» **Objective**
Copy the full set of lines exactly as given.

=-=-=

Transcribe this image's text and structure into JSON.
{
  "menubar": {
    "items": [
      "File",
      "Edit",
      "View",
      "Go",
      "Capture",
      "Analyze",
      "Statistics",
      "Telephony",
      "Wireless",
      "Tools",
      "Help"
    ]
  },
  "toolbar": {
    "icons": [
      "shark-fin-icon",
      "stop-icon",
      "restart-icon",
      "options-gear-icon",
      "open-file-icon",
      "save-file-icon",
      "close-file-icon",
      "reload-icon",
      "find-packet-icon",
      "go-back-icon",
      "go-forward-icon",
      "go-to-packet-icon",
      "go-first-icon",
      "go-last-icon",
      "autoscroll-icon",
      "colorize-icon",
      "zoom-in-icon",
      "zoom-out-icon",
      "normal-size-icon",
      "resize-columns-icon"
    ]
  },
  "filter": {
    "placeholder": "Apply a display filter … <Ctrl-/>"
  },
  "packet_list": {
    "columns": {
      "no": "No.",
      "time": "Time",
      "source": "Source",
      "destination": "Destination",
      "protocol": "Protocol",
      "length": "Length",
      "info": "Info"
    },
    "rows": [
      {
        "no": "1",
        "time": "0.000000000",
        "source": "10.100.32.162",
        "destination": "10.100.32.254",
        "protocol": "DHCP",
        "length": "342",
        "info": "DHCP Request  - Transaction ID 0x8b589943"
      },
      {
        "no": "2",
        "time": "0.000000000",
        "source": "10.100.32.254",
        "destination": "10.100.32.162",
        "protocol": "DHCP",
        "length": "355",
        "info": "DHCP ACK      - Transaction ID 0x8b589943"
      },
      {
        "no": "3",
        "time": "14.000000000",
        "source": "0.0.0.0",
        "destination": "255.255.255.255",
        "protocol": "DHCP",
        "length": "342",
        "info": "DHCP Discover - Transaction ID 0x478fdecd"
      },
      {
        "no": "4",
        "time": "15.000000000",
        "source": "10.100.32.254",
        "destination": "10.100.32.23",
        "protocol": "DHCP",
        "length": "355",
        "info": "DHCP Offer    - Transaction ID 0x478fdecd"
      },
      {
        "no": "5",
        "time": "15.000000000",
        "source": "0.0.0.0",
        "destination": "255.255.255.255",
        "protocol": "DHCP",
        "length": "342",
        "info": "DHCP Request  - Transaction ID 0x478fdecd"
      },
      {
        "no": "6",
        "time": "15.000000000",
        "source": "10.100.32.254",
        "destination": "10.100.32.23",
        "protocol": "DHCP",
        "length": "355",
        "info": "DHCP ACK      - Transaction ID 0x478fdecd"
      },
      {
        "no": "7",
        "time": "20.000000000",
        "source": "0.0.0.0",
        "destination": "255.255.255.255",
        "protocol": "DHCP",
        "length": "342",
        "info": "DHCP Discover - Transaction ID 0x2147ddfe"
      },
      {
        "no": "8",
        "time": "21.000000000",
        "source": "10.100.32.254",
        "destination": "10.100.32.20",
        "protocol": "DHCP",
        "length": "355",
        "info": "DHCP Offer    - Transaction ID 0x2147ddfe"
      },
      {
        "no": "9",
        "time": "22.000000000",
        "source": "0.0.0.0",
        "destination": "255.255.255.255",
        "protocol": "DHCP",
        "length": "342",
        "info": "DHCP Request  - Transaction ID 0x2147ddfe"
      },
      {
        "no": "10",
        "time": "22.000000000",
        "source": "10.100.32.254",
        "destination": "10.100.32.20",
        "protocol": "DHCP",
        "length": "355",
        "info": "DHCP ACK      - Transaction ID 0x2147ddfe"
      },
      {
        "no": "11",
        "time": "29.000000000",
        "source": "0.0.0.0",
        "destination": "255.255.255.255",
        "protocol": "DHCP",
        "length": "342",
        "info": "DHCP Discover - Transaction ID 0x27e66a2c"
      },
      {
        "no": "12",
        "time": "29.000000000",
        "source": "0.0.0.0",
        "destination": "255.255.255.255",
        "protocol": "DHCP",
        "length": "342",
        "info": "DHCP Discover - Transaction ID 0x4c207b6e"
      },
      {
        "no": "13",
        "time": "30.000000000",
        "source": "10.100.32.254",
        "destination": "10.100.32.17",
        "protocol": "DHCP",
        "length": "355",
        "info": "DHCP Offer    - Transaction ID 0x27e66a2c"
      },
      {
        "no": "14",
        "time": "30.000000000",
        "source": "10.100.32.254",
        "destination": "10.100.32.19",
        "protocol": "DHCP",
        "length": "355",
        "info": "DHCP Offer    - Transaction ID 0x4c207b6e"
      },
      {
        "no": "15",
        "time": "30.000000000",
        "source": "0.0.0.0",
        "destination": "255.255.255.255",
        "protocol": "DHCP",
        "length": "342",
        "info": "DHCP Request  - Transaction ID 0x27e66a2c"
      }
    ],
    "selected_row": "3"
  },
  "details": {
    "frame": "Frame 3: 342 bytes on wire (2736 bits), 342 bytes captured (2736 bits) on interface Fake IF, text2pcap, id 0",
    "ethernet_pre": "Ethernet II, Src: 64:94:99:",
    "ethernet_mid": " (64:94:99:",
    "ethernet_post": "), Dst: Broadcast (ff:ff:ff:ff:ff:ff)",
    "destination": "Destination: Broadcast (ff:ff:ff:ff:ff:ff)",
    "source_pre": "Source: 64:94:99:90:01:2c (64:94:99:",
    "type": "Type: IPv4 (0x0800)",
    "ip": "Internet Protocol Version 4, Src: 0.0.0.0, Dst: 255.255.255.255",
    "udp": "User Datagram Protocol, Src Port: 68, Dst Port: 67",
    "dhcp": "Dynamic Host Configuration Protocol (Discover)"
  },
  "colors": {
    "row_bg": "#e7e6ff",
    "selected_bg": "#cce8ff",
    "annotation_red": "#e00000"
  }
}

=-=-=

» **Result of this exercise**
Transcribe this image's text and structure into JSON.
{
  "menubar": {
    "items": [
      "File",
      "Edit",
      "View",
      "Go",
      "Capture",
      "Analyze",
      "Statistics",
      "Telephony",
      "Wireless",
      "Tools",
      "Help"
    ]
  },
  "toolbar": {
    "icons": [
      "shark-fin-icon",
      "stop-icon",
      "restart-icon",
      "options-gear-icon",
      "open-file-icon",
      "save-file-icon",
      "close-file-icon",
      "reload-icon",
      "find-packet-icon",
      "go-back-icon",
      "go-forward-icon",
      "go-to-packet-icon",
      "go-first-icon",
      "go-last-icon",
      "autoscroll-icon",
      "colorize-icon",
      "zoom-in-icon",
      "zoom-out-icon",
      "normal-size-icon",
      "resize-columns-icon"
    ]
  },
  "filter": {
    "placeholder": "Apply a display filter … <Ctrl-/>"
  },
  "packet_list": {
    "columns": {
      "no": "No.",
      "time": "Time",
      "source": "Source",
      "destination": "Destination",
      "protocol": "Protocol",
      "length": "Length",
      "info": "Info"
    },
    "rows": [
      {
        "no": "1",
        "time": "0.000000000",
        "source": "10.100.32.162",
        "destination": "10.100.32.254",
        "protocol": "DHCP",
        "length": "342",
        "info": "DHCP Request  - Transaction ID 0x8b589943"
      },
      {
        "no": "2",
        "time": "0.000000000",
        "source": "10.100.32.254",
        "destination": "10.100.32.162",
        "protocol": "DHCP",
        "length": "355",
        "info": "DHCP ACK      - Transaction ID 0x8b589943"
      },
      {
        "no": "3",
        "time": "14.000000000",
        "source": "0.0.0.0",
        "destination": "255.255.255.255",
        "protocol": "DHCP",
        "length": "342",
        "info": "DHCP Discover - Transaction ID 0x478fdecd"
      },
      {
        "no": "4",
        "time": "15.000000000",
        "source": "10.100.32.254",
        "destination": "10.100.32.23",
        "protocol": "DHCP",
        "length": "355",
        "info": "DHCP Offer    - Transaction ID 0x478fdecd"
      },
      {
        "no": "5",
        "time": "15.000000000",
        "source": "0.0.0.0",
        "destination": "255.255.255.255",
        "protocol": "DHCP",
        "length": "342",
        "info": "DHCP Request  - Transaction ID 0x478fdecd"
      },
      {
        "no": "6",
        "time": "15.000000000",
        "source": "10.100.32.254",
        "destination": "10.100.32.23",
        "protocol": "DHCP",
        "length": "355",
        "info": "DHCP ACK      - Transaction ID 0x478fdecd"
      },
      {
        "no": "7",
        "time": "20.000000000",
        "source": "0.0.0.0",
        "destination": "255.255.255.255",
        "protocol": "DHCP",
        "length": "342",
        "info": "DHCP Discover - Transaction ID 0x2147ddfe"
      },
      {
        "no": "8",
        "time": "21.000000000",
        "source": "10.100.32.254",
        "destination": "10.100.32.20",
        "protocol": "DHCP",
        "length": "355",
        "info": "DHCP Offer    - Transaction ID 0x2147ddfe"
      },
      {
        "no": "9",
        "time": "22.000000000",
        "source": "0.0.0.0",
        "destination": "255.255.255.255",
        "protocol": "DHCP",
        "length": "342",
        "info": "DHCP Request  - Transaction ID 0x2147ddfe"
      },
      {
        "no": "10",
        "time": "22.000000000",
        "source": "10.100.32.254",
        "destination": "10.100.32.20",
        "protocol": "DHCP",
        "length": "355",
        "info": "DHCP ACK      - Transaction ID 0x2147ddfe"
      },
      {
        "no": "11",
        "time": "29.000000000",
        "source": "0.0.0.0",
        "destination": "255.255.255.255",
        "protocol": "DHCP",
        "length": "342",
        "info": "DHCP Discover - Transaction ID 0x27e66a2c"
      },
      {
        "no": "12",
        "time": "29.000000000",
        "source": "0.0.0.0",
        "destination": "255.255.255.255",
        "protocol": "DHCP",
        "length": "342",
        "info": "DHCP Discover - Transaction ID 0x4c207b6e"
      },
      {
        "no": "13",
        "time": "30.000000000",
        "source": "10.100.32.254",
        "destination": "10.100.32.17",
        "protocol": "DHCP",
        "length": "355",
        "info": "DHCP Offer    - Transaction ID 0x27e66a2c"
      },
      {
        "no": "14",
        "time": "30.000000000",
        "source": "10.100.32.254",
        "destination": "10.100.32.19",
        "protocol": "DHCP",
        "length": "355",
        "info": "DHCP Offer    - Transaction ID 0x4c207b6e"
      },
      {
        "no": "15",
        "time": "30.000000000",
        "source": "0.0.0.0",
        "destination": "255.255.255.255",
        "protocol": "DHCP",
        "length": "342",
        "info": "DHCP Request  - Transaction ID 0x27e66a2c"
      }
    ],
    "selected_row": "3"
  },
  "details": {
    "frame": "Frame 3: 342 bytes on wire (2736 bits), 342 bytes captured (2736 bits) on interface Fake IF, text2pcap, id 0",
    "ethernet_pre": "Ethernet II, Src: 64:94:99:",
    "ethernet_mid": " (64:94:99:",
    "ethernet_post": "), Dst: Broadcast (ff:ff:ff:ff:ff:ff)",
    "destination": "Destination: Broadcast (ff:ff:ff:ff:ff:ff)",
    "source_pre": "Source: 64:94:99:90:01:2c (64:94:99:",
    "type": "Type: IPv4 (0x0800)",
    "ip": "Internet Protocol Version 4, Src: 0.0.0.0, Dst: 255.255.255.255",
    "udp": "User Datagram Protocol, Src Port: 68, Dst Port: 67",
    "dhcp": "Dynamic Host Configuration Protocol (Discover)"
  },
  "colors": {
    "row_bg": "#e7e6ff",
    "selected_bg": "#cce8ff",
    "annotation_red": "#e00000"
  }
}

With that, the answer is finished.